■ TASKS TO CARRY OUT:
- A) Quote the reading group summary word for word, starting with "Notes of the" and going on through "wide reaching claims.".
- B) Sum up the reading group summary in two sentences.

## begin PASSAGE TO READ

#04 Bacchus reading group summary

This month’s reading: Fleming, P. (2019). Dark academia: Despair in the neoliberal business school. Journal of Management Studies.

Notes of the comments made during the discussion:

  • The discussion of the reading material touched upon that many of the claims made by Fleming, need to be taken upon trust as he does not develop them fully in the paper.

    • Arguably, some themes are better developed in the subsequent book that came out, where he raises the level of analysis to the entire university.

  • An important issue that was raised is that of critical mass and reverence for something worth preserving. In the sense that, yes there have been various voices that quite forcefully argue that there has been a detrimental change to the university culture, however most of these are departing from personal experience and subsequently lack the critical mass to make any substantive wide reaching claims.

    • Likewise, a claim that there is something worth preserving about the university culture which is being lost, presupposes that there was something good with the university conduct in the first place which is in danger of being lost.

    • This “something” needs to be articulated and defined in order to preserve it and offer resistance to concurrent changes.

    • Additionally, it is also important not succumb to a (faux?) sense of nostalgia for a system that ahs been. The cause being, there are reasons of why change occurred and without a proper treatment of these, no workable solution for resistance is possible apart from sentimental feelings that are bound to be disappointed.

## end PASSAGE TO READ
## begin DATA RECORDS

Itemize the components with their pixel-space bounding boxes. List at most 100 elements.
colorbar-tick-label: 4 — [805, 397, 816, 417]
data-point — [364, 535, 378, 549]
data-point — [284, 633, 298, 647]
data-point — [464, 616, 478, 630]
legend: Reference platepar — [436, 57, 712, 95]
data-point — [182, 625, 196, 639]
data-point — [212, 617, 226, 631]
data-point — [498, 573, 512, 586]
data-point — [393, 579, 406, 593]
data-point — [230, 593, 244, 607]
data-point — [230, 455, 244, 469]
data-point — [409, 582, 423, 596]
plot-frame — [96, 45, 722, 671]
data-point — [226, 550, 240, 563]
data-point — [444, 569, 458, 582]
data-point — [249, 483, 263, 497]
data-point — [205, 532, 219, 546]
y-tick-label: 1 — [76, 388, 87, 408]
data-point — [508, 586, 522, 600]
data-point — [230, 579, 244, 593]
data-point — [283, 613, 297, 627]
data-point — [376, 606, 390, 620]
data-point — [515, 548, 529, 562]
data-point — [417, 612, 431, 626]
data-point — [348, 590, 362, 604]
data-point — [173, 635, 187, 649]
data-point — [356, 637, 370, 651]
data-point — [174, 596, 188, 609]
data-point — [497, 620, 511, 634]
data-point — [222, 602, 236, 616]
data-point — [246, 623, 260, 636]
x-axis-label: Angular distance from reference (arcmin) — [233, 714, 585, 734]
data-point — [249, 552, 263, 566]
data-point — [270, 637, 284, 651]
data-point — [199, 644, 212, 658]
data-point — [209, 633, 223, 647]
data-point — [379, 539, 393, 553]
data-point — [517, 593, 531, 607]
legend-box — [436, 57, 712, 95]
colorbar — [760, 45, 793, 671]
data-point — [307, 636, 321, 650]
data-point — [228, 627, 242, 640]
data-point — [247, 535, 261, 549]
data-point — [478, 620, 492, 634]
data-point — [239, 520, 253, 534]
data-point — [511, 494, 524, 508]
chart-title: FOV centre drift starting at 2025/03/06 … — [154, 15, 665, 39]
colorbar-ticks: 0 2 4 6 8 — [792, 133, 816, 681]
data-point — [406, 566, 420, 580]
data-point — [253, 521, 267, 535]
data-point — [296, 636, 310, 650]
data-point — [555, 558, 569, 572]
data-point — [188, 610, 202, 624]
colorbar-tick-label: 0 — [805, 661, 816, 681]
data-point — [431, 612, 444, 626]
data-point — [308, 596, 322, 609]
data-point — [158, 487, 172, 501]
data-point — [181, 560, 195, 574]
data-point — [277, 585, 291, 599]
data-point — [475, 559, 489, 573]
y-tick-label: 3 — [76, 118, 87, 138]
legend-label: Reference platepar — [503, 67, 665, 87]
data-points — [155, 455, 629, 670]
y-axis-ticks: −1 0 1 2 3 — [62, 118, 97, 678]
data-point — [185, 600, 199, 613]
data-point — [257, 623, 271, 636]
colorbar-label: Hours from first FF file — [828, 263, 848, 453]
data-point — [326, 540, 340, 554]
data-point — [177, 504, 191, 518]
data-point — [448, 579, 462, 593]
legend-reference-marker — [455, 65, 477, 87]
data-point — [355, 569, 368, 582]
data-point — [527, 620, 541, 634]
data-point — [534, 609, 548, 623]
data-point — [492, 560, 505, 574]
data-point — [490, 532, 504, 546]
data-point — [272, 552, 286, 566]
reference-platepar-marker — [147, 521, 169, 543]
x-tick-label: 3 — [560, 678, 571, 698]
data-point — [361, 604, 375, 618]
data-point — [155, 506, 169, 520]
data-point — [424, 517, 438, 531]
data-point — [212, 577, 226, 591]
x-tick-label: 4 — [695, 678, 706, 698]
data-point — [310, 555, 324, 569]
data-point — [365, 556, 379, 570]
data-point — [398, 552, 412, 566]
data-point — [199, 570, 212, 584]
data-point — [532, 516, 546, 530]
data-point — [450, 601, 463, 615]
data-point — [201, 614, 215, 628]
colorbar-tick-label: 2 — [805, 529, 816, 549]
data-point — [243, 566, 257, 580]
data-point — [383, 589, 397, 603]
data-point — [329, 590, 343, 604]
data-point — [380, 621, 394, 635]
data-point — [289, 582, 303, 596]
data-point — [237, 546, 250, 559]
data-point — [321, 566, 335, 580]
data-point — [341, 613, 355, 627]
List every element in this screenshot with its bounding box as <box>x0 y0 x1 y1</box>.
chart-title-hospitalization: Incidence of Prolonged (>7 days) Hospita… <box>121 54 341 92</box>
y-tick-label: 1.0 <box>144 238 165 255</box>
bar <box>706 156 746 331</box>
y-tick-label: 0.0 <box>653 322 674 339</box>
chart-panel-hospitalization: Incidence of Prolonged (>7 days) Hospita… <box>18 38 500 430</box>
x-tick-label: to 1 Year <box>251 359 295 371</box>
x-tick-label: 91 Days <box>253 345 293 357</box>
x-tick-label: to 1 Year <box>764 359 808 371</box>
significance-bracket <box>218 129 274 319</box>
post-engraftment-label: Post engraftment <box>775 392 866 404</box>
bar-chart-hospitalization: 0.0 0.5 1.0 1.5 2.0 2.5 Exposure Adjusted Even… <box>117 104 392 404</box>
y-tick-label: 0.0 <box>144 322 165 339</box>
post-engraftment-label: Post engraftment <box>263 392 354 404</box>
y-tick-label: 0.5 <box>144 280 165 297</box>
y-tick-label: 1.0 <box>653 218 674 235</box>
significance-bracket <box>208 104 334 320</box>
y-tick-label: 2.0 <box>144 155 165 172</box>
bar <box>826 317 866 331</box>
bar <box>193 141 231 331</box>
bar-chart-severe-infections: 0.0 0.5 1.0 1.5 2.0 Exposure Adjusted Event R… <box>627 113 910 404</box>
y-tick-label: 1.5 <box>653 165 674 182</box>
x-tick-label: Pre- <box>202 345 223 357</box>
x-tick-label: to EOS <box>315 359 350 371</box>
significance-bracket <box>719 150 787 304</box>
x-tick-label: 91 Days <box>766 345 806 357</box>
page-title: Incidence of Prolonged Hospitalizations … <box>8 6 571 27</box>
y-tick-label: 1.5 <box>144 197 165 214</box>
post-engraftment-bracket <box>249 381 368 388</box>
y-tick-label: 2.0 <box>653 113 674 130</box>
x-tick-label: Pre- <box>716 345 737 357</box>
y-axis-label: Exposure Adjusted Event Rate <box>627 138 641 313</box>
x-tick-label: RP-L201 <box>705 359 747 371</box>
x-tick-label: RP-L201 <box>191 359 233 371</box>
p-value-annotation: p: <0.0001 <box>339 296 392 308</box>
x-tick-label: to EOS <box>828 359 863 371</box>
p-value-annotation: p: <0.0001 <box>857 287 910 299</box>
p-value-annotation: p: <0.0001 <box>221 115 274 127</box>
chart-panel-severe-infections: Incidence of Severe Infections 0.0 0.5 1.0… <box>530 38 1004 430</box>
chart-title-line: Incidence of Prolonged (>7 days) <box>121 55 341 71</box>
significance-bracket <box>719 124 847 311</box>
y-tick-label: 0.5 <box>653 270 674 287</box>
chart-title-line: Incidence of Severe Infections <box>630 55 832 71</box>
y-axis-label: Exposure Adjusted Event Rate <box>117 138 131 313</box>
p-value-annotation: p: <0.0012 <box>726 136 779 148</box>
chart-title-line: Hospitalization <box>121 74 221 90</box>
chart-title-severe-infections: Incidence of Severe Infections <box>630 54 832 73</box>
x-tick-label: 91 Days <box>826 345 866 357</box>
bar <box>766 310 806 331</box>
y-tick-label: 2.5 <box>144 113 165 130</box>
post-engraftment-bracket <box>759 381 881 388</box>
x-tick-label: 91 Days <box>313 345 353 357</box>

## end DATA RECORDS

■ EXPECTED OUTPUTS:
- A)
Notes of the comments made during the discussion:

  • The discussion of the reading material touched upon that many of the claims made by Fleming, need to be taken upon trust as he does not develop them fully in the paper.

    • Arguably, some themes are better developed in the subsequent book that came out, where he raises the level of analysis to the entire university.

  • An important issue that was raised is that of critical mass and reverence for something worth preserving. In the sense that, yes there have been various voices that quite forcefully argue that there has been a detrimental change to the university culture, however most of these are departing from personal experience and subsequently lack the critical mass to make any substantive wide reaching claims.

- B) The group discussed Fleming's 2019 Journal of Management Studies paper on despair in the neoliberal business school and noted that many of its claims must be taken on trust because the paper does not develop them fully. Participants also observed that most voices arguing for a detrimental change in university culture start from personal experience and lack critical mass, that preserving what is being lost requires defining it, and that nostalgia offers no workable resistance unless the reasons for change are properly treated.